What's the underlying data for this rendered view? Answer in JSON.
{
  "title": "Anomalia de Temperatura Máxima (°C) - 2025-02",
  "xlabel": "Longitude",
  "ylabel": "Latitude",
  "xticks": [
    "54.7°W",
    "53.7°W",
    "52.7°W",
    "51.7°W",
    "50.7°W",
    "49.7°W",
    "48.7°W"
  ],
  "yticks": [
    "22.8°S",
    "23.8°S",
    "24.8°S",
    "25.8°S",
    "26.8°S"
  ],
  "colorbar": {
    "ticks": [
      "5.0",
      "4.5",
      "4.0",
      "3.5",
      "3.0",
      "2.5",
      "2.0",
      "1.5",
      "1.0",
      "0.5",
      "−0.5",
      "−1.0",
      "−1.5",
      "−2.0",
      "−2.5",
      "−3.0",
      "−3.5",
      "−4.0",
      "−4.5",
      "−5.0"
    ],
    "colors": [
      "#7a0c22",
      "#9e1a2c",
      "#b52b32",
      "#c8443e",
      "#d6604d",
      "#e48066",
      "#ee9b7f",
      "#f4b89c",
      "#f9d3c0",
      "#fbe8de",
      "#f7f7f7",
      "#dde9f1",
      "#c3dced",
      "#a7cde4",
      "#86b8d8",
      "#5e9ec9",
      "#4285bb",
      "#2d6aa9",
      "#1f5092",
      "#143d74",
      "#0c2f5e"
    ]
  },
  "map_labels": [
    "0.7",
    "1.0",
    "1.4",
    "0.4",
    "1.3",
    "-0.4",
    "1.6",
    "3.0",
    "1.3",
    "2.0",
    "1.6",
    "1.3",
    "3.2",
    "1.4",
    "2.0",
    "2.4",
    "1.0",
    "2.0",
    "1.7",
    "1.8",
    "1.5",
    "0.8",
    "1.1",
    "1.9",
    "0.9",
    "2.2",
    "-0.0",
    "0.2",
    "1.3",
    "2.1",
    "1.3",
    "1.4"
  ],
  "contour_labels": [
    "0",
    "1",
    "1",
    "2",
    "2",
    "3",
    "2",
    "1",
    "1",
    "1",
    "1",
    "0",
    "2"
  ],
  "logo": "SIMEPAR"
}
===
Copy out each record exactly as given, omitting none.

What's the underlying data for this rendered view? Answer in JSON.
{
  "title": "Anomalia de Temperatura Máxima (°C) - 2025-02",
  "xlabel": "Longitude",
  "ylabel": "Latitude",
  "xticks": [
    "54.7°W",
    "53.7°W",
    "52.7°W",
    "51.7°W",
    "50.7°W",
    "49.7°W",
    "48.7°W"
  ],
  "yticks": [
    "22.8°S",
    "23.8°S",
    "24.8°S",
    "25.8°S",
    "26.8°S"
  ],
  "colorbar": {
    "ticks": [
      "5.0",
      "4.5",
      "4.0",
      "3.5",
      "3.0",
      "2.5",
      "2.0",
      "1.5",
      "1.0",
      "0.5",
      "−0.5",
      "−1.0",
      "−1.5",
      "−2.0",
      "−2.5",
      "−3.0",
      "−3.5",
      "−4.0",
      "−4.5",
      "−5.0"
    ],
    "colors": [
      "#7a0c22",
      "#9e1a2c",
      "#b52b32",
      "#c8443e",
      "#d6604d",
      "#e48066",
      "#ee9b7f",
      "#f4b89c",
      "#f9d3c0",
      "#fbe8de",
      "#f7f7f7",
      "#dde9f1",
      "#c3dced",
      "#a7cde4",
      "#86b8d8",
      "#5e9ec9",
      "#4285bb",
      "#2d6aa9",
      "#1f5092",
      "#143d74",
      "#0c2f5e"
    ]
  },
  "map_labels": [
    "0.7",
    "1.0",
    "1.4",
    "0.4",
    "1.3",
    "-0.4",
    "1.6",
    "3.0",
    "1.3",
    "2.0",
    "1.6",
    "1.3",
    "3.2",
    "1.4",
    "2.0",
    "2.4",
    "1.0",
    "2.0",
    "1.7",
    "1.8",
    "1.5",
    "0.8",
    "1.1",
    "1.9",
    "0.9",
    "2.2",
    "-0.0",
    "0.2",
    "1.3",
    "2.1",
    "1.3",
    "1.4"
  ],
  "contour_labels": [
    "0",
    "1",
    "1",
    "2",
    "2",
    "3",
    "2",
    "1",
    "1",
    "1",
    "1",
    "0",
    "2"
  ],
  "logo": "SIMEPAR"
}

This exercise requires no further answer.